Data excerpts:
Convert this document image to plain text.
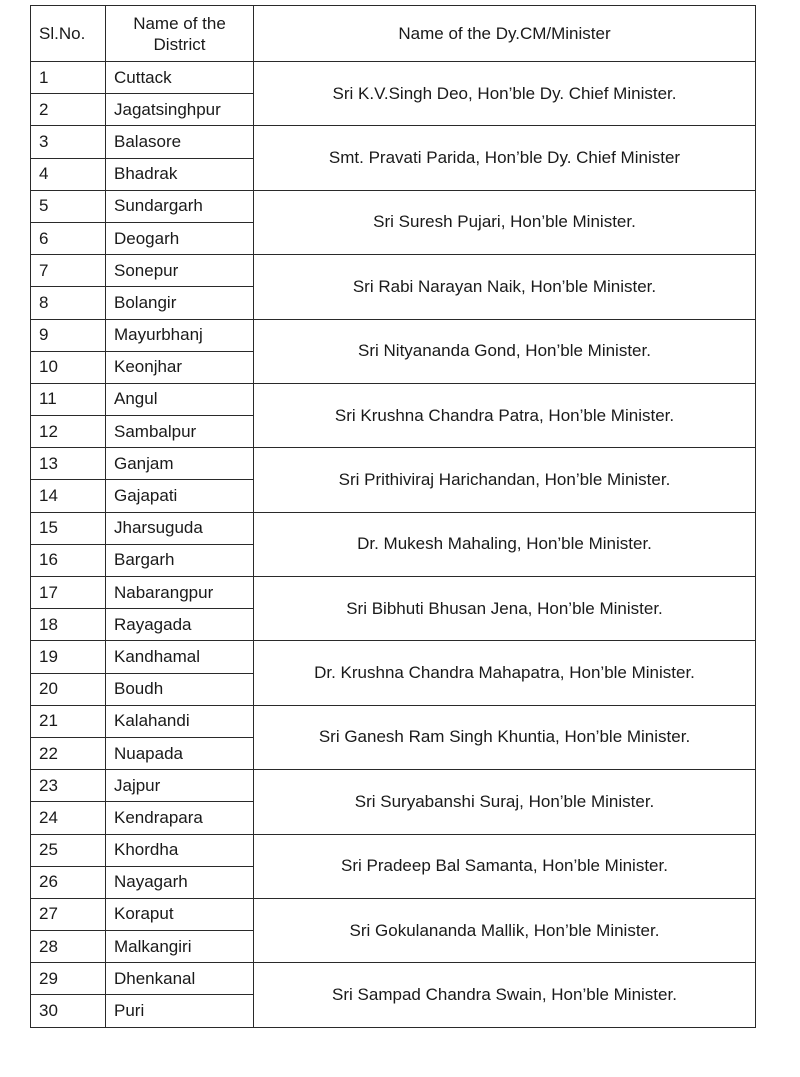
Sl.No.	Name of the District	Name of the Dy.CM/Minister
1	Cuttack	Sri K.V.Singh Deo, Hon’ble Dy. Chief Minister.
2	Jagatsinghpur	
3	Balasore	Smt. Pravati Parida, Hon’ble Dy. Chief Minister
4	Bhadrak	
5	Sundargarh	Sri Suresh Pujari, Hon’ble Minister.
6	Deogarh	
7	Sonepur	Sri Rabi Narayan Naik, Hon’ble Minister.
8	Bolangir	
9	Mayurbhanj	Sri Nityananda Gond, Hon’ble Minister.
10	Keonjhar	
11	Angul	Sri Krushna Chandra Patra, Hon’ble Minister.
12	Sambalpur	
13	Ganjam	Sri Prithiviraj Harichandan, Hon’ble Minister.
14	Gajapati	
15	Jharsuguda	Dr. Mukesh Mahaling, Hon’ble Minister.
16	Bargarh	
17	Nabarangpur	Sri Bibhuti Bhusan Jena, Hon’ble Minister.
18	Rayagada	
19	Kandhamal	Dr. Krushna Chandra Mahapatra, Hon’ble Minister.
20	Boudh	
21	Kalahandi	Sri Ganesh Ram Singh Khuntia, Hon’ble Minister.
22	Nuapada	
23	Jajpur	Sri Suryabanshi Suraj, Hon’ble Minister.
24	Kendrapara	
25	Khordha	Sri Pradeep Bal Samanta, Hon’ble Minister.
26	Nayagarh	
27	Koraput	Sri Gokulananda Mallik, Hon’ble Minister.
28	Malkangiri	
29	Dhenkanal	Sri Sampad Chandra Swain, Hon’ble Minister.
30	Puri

Task requirements: Work out the number of lines above that include the string "Chief" and write only that number.

Final result: 2